[Begin DATA EXTRACT]

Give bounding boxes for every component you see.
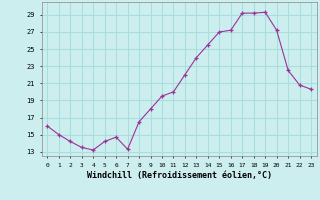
X-axis label: Windchill (Refroidissement éolien,°C): Windchill (Refroidissement éolien,°C)	[87, 171, 272, 180]
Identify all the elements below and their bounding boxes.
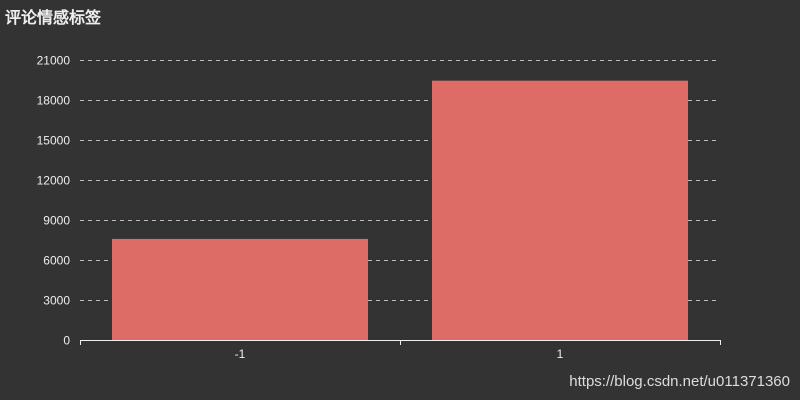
- x-tick-label: -1: [235, 347, 246, 361]
- chart-title: 评论情感标签: [5, 8, 102, 27]
- y-tick-label: 18000: [37, 94, 71, 108]
- bar: [112, 238, 368, 340]
- y-tick-label: 21000: [37, 54, 71, 68]
- y-tick-label: 9000: [43, 214, 70, 228]
- bar: [432, 80, 688, 341]
- y-tick-label: 6000: [43, 254, 70, 268]
- x-tick-label: 1: [557, 347, 564, 361]
- y-tick-label: 3000: [43, 294, 70, 308]
- y-tick-label: 12000: [37, 174, 71, 188]
- y-tick-label: 15000: [37, 134, 71, 148]
- watermark: https://blog.csdn.net/u011371360: [569, 373, 790, 390]
- y-tick-label: 0: [63, 334, 70, 348]
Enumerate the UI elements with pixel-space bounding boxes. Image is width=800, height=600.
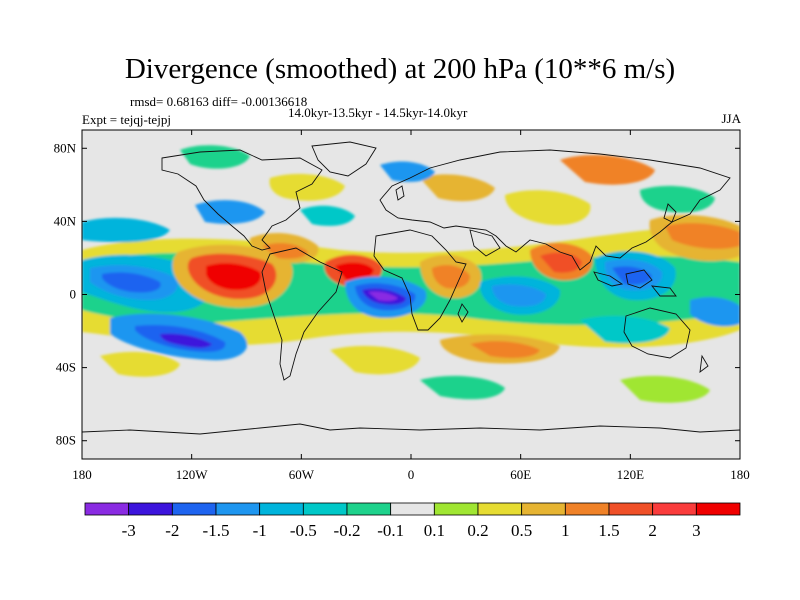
colorbar: -3 -2 -1.5 -1 -0.5 -0.2 -0.1 0.1 0.2 0.5 1 1.5 2 3 [84,502,741,540]
colorbar-label: 0.1 [424,521,445,540]
season-label: JJA [721,111,741,126]
y-tick-label: 80N [54,140,77,155]
colorbar-label: -0.1 [377,521,404,540]
colorbar-box [259,502,304,516]
colorbar-label: -3 [122,521,136,540]
x-tick-label: 60E [510,467,531,482]
contour-fill [82,145,740,403]
colorbar-label: -1.5 [203,521,230,540]
colorbar-label: 0.2 [467,521,488,540]
colorbar-box [477,502,523,516]
colorbar-box [128,502,173,516]
colorbar-label: -0.5 [290,521,317,540]
colorbar-label: -1 [253,521,267,540]
colorbar-label: -0.2 [334,521,361,540]
colorbar-box [84,502,130,516]
x-tick-label: 120W [176,467,209,482]
x-tick-label: 180 [730,467,750,482]
period-line: 14.0kyr-13.5kyr - 14.5kyr-14.0kyr [288,105,468,120]
y-tick-label: 40N [54,213,77,228]
colorbar-label: 0.5 [511,521,532,540]
colorbar-box [695,502,741,516]
x-tick-label: 0 [408,467,415,482]
colorbar-box [652,502,697,516]
x-axis: 180 120W 60W 0 60E 120E 180 [72,130,750,482]
colorbar-label: 1 [561,521,570,540]
colorbar-box [346,502,392,516]
colorbar-box [171,502,217,516]
x-tick-label: 120E [617,467,645,482]
colorbar-label: 3 [692,521,701,540]
colorbar-label: -2 [165,521,179,540]
experiment-line: Expt = tejqj-tejpj [82,112,171,127]
colorbar-box [521,502,566,516]
colorbar-box [302,502,348,516]
y-tick-label: 80S [56,433,76,448]
colorbar-box [433,502,479,516]
stats-line: rmsd= 0.68163 diff= -0.00136618 [130,94,308,109]
colorbar-box [390,502,435,516]
colorbar-label: 2 [648,521,657,540]
coastlines [82,141,740,435]
colorbar-box [564,502,610,516]
figure-title: Divergence (smoothed) at 200 hPa (10**6 … [124,53,676,85]
colorbar-box [608,502,654,516]
y-tick-label: 0 [70,287,77,302]
y-axis: 80N 40N 0 40S 80S [54,140,740,448]
y-tick-label: 40S [56,360,76,375]
colorbar-box [215,502,261,516]
field-layer [82,130,740,459]
x-tick-label: 60W [289,467,315,482]
x-tick-label: 180 [72,467,92,482]
colorbar-label: 1.5 [598,521,619,540]
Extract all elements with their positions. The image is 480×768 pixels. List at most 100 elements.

[End DATA EXTRACT]

WHAT IS NEEDED: Copy out every item above line for line, without changing a character, and leave out the pictures.

OUTPUT:
Give bounding boxes for every component you see.
X-axis label: Windchill (Refroidissement éolien,°C): Windchill (Refroidissement éolien,°C)	[87, 171, 272, 180]
Identify all the elements below and their bounding boxes.
- x-tick-label: -1: [235, 347, 246, 361]
- chart-title: 评论情感标签: [5, 8, 102, 27]
- y-tick-label: 18000: [37, 94, 71, 108]
- bar: [112, 238, 368, 340]
- y-tick-label: 21000: [37, 54, 71, 68]
- y-tick-label: 9000: [43, 214, 70, 228]
- bar: [432, 80, 688, 341]
- y-tick-label: 6000: [43, 254, 70, 268]
- x-tick-label: 1: [557, 347, 564, 361]
- y-tick-label: 3000: [43, 294, 70, 308]
- y-tick-label: 12000: [37, 174, 71, 188]
- y-tick-label: 15000: [37, 134, 71, 148]
- watermark: https://blog.csdn.net/u011371360: [569, 373, 790, 390]
- y-tick-label: 0: [63, 334, 70, 348]
Enumerate the UI elements with pixel-space bounding boxes. Image is width=800, height=600.
colorbar: -3 -2 -1.5 -1 -0.5 -0.2 -0.1 0.1 0.2 0.5 1 1.5 2 3 [84,502,741,540]
colorbar-label: 0.1 [424,521,445,540]
season-label: JJA [721,111,741,126]
y-tick-label: 80N [54,140,77,155]
colorbar-label: -0.1 [377,521,404,540]
colorbar-box [259,502,304,516]
colorbar-label: -3 [122,521,136,540]
x-tick-label: 60E [510,467,531,482]
contour-fill [82,145,740,403]
colorbar-label: -1.5 [203,521,230,540]
colorbar-label: 0.2 [467,521,488,540]
colorbar-box [477,502,523,516]
colorbar-box [128,502,173,516]
colorbar-label: -0.5 [290,521,317,540]
colorbar-label: -1 [253,521,267,540]
colorbar-label: -0.2 [334,521,361,540]
colorbar-box [84,502,130,516]
x-tick-label: 120W [176,467,209,482]
x-tick-label: 180 [730,467,750,482]
period-line: 14.0kyr-13.5kyr - 14.5kyr-14.0kyr [288,105,468,120]
y-tick-label: 40N [54,213,77,228]
colorbar-label: 0.5 [511,521,532,540]
colorbar-box [695,502,741,516]
x-tick-label: 0 [408,467,415,482]
colorbar-box [652,502,697,516]
x-axis: 180 120W 60W 0 60E 120E 180 [72,130,750,482]
colorbar-label: 1 [561,521,570,540]
colorbar-box [346,502,392,516]
colorbar-box [171,502,217,516]
x-tick-label: 120E [617,467,645,482]
colorbar-label: 3 [692,521,701,540]
colorbar-label: -2 [165,521,179,540]
experiment-line: Expt = tejqj-tejpj [82,112,171,127]
colorbar-box [521,502,566,516]
colorbar-box [302,502,348,516]
y-tick-label: 80S [56,433,76,448]
colorbar-box [433,502,479,516]
stats-line: rmsd= 0.68163 diff= -0.00136618 [130,94,308,109]
colorbar-box [390,502,435,516]
colorbar-label: 2 [648,521,657,540]
coastlines [82,141,740,435]
colorbar-box [564,502,610,516]
figure-title: Divergence (smoothed) at 200 hPa (10**6 … [124,53,676,85]
colorbar-box [608,502,654,516]
y-tick-label: 0 [70,287,77,302]
y-axis: 80N 40N 0 40S 80S [54,140,740,448]
y-tick-label: 40S [56,360,76,375]
colorbar-box [215,502,261,516]
field-layer [82,130,740,459]
x-tick-label: 60W [289,467,315,482]
x-tick-label: 180 [72,467,92,482]
colorbar-label: 1.5 [598,521,619,540]
Extract all elements with their positions. The image is 480×768 pixels. List at most 100 elements.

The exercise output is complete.